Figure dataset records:
[Start of Attachment]

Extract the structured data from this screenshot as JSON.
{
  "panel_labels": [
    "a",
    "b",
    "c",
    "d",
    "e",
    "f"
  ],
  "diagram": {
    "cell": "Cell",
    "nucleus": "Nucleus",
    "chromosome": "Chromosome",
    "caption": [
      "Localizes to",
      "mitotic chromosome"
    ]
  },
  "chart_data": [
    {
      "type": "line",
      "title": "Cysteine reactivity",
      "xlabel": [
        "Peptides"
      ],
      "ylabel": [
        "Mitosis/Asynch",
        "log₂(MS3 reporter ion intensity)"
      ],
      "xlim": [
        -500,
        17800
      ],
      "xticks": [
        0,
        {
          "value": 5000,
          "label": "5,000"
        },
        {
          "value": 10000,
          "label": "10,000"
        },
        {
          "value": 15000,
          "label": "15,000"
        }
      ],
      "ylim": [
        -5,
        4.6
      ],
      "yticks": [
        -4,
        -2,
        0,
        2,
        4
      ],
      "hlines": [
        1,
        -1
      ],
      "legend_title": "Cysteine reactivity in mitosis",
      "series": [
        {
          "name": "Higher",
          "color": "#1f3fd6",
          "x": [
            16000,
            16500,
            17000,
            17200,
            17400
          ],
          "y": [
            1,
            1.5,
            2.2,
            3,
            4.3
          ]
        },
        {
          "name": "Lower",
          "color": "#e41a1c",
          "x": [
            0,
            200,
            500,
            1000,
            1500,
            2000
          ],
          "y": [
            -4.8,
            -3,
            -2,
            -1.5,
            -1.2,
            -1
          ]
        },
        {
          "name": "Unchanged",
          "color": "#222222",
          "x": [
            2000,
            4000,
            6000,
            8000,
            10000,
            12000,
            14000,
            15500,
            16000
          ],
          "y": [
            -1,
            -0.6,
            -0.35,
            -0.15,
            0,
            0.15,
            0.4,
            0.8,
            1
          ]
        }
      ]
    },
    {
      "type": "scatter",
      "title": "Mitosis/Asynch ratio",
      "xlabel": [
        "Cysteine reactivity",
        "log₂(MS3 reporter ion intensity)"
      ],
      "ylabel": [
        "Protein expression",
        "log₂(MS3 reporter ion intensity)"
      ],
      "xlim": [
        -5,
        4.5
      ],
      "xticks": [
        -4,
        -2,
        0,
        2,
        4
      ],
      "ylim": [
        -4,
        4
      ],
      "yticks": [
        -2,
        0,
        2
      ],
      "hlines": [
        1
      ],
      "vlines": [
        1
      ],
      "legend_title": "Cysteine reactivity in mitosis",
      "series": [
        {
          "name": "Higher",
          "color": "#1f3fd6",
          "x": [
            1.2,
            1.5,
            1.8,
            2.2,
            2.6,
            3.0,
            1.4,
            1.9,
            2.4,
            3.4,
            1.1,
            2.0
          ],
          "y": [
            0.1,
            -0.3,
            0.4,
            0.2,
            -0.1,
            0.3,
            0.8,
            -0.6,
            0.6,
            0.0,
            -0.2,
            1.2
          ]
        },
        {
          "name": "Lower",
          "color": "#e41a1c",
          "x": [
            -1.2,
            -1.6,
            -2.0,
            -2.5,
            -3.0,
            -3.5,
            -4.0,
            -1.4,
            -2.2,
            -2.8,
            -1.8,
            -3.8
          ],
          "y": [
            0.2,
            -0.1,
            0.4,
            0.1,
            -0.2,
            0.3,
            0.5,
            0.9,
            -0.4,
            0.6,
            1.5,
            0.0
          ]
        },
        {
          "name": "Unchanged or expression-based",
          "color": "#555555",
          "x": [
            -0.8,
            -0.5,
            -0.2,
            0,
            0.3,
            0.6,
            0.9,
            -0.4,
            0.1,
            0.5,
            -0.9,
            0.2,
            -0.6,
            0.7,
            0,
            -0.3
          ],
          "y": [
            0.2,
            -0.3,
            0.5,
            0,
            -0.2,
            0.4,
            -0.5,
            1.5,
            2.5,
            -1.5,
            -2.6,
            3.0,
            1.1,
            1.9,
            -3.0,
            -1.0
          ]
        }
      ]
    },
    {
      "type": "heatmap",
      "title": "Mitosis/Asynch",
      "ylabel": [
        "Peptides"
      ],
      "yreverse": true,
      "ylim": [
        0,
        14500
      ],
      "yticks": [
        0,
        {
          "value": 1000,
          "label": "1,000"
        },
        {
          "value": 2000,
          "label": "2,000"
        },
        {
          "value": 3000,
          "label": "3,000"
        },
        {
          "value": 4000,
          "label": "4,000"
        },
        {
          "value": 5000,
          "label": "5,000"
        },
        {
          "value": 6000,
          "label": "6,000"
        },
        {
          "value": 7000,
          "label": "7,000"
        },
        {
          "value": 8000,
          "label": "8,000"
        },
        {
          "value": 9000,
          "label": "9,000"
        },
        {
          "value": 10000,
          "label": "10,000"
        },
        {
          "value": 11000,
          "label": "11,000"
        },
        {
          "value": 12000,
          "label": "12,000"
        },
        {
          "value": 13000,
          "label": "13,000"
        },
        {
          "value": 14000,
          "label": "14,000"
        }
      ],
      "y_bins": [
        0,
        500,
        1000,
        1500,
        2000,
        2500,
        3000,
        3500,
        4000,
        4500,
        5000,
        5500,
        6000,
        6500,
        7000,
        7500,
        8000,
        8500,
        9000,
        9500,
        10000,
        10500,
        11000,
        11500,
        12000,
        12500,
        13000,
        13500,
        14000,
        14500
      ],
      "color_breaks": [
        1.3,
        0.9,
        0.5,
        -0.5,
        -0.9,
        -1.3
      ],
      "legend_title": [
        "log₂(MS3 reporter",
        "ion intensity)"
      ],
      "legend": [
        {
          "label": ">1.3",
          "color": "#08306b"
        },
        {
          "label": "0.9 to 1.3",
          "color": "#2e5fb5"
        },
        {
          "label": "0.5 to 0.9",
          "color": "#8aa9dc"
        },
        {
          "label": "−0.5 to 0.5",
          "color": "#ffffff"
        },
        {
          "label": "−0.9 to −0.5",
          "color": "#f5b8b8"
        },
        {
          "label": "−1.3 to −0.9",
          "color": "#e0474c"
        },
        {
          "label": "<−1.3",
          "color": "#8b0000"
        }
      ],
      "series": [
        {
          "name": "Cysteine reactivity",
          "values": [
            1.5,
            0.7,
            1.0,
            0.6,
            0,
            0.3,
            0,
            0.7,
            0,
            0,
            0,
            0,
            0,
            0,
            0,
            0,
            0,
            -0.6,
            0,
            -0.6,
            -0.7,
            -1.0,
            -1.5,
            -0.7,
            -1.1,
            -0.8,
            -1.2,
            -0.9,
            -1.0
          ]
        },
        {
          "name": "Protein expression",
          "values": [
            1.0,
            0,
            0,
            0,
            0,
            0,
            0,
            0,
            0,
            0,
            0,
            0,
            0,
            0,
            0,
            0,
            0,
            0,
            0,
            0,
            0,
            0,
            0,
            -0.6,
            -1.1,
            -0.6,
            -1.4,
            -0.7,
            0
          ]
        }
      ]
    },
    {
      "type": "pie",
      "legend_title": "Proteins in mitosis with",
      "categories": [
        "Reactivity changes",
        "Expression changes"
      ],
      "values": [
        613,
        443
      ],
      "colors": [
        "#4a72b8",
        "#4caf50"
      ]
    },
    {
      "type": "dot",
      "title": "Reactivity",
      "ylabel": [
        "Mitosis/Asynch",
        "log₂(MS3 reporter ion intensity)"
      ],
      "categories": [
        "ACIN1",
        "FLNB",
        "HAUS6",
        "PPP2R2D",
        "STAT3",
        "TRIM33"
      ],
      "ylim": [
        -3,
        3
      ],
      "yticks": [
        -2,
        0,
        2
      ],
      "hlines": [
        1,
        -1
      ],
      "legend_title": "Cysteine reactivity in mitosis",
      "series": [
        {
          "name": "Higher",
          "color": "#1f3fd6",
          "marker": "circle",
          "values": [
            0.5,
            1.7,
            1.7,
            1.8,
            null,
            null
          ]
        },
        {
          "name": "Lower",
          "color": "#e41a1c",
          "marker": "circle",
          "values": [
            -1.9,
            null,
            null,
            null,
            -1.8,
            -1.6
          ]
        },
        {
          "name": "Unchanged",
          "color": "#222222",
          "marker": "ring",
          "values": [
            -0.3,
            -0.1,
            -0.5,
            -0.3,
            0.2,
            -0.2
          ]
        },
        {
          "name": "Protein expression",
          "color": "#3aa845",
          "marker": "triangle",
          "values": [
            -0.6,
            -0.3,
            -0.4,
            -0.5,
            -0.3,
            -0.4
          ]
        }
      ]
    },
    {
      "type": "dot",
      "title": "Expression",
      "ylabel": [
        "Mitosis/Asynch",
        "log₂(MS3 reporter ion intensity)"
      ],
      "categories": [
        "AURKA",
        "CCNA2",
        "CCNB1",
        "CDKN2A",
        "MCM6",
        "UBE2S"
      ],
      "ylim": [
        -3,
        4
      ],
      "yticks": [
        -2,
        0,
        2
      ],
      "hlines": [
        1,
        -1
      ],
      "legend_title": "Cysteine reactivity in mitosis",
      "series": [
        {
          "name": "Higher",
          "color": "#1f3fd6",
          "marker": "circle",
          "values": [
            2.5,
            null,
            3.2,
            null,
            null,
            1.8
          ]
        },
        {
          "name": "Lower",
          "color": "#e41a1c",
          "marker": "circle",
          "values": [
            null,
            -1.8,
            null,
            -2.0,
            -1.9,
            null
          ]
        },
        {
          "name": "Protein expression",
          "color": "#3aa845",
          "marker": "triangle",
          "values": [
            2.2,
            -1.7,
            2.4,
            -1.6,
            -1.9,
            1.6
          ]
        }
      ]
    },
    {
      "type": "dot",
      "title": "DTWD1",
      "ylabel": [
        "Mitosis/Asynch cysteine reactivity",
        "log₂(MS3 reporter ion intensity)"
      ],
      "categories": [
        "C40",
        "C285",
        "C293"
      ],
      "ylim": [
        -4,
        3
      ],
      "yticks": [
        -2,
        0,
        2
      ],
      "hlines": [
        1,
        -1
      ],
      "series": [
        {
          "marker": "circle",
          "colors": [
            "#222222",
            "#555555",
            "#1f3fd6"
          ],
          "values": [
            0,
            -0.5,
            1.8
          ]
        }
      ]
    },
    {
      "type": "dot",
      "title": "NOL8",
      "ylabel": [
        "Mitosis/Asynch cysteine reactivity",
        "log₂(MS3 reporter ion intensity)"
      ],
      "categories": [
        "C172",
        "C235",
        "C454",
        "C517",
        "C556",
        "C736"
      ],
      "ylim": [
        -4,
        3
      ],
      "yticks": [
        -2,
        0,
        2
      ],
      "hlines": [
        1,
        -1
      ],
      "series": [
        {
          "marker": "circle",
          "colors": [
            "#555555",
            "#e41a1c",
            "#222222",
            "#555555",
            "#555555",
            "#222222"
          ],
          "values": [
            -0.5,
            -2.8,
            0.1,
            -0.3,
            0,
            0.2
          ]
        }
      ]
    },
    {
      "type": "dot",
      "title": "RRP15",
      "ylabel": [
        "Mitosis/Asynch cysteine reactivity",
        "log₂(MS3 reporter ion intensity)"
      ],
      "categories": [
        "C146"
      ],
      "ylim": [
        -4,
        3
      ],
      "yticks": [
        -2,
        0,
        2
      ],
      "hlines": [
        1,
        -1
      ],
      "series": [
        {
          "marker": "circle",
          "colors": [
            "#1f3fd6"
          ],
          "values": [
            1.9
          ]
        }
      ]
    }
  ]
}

[End of Attachment]

**What this task involves:** Which lines above contain the word "changes"? Copy each of them.

**Answer:**
        "Reactivity changes",
        "Expression changes"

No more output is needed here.